═════ Testo
Le ragazze fanno le dure

SEX AND THE CITY


O, come dico io, quattro sgualdrine e mezzo cervello!
Naturalmente alludo alla serie HBO (1998-2004) creata da Darren Star, con protagoniste Carrie, Samantha, Charlotte e Miranda.
Solo che, più che una recensione, questo è uno sproloquio, dettato dal mio sconcerto per il successo di un prodotto tanto misogino (misogino, sì) e imbarazzante, che, se pure ormai è un po’ vecchiotto, continua a spopolare. Specie tra le ragazzine lobotomizzate.
Intendiamoci, a guardarne qualche episodio sparso è pure piacevole, e lì per lì le protagoniste possono persino apparire toste e anticonvenzionali… ma provate a spararvi le sei stagioni di fila (i film sono tanto insulsi che non vale nemmeno la pena di considerarli)… E’ tutto il contrario!
Va beh, tralasciamo la circostanza che su di me le carrellate di scarpe, borse e vestiti non esercitano alcun fascino, ed anzi al massimo mi inducono a sbadigliare… Con tutto che come accidenti si fa a farsi dare consigli di moda da una tizia che gira per New York con un tutù rosa? My God!
══════════
Compito >>
Rispondi alle domande seguenti sul testo.
1. Chi ha creato la serie e in quali anni è andata in onda?
2. Quante stagioni ha la serie?
3. Con che cosa gira per New York la tizia a cui ci si dovrebbe rivolgere per i consigli di moda?
═════ Estratto dati
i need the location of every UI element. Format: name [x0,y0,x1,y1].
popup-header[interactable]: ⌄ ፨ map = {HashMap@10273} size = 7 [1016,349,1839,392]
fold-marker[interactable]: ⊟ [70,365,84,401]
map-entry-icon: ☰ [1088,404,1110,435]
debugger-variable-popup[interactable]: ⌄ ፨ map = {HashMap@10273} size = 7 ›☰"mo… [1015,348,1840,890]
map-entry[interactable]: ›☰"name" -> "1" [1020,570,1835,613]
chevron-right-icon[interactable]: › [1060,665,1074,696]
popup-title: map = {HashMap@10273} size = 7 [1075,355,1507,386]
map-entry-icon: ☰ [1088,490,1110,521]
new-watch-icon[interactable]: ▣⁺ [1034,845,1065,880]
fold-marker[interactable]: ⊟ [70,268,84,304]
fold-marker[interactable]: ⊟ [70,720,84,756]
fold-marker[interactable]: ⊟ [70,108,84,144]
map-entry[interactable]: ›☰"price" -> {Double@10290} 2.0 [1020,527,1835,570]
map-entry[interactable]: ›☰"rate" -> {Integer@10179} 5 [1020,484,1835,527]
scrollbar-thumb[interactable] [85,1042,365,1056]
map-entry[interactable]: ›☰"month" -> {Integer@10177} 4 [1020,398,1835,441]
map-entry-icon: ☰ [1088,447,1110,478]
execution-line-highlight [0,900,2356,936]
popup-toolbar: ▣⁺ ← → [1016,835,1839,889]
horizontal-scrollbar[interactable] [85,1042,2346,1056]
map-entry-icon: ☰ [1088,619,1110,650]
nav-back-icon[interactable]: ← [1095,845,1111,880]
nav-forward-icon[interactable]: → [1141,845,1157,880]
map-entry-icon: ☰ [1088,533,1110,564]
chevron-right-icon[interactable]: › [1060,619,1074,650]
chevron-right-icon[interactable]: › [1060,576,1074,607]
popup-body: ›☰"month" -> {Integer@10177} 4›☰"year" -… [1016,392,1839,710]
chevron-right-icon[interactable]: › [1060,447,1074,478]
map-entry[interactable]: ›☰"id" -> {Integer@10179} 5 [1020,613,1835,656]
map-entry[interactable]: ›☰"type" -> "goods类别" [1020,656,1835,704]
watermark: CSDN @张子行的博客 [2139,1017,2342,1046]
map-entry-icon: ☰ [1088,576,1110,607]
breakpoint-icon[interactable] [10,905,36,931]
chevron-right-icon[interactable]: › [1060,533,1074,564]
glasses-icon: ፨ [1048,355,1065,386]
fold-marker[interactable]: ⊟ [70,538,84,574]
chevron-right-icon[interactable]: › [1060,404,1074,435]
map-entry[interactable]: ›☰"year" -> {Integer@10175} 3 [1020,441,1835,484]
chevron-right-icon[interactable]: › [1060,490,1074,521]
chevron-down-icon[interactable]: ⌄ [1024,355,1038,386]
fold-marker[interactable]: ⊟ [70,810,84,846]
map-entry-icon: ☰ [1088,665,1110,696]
══════════
Risposta scritta >>
1. La serie è stata creata da Darren Star ed è andata in onda dal 1998 al 2004.
2. La serie ha sei stagioni.
3. Gira per New York con un tutù rosa.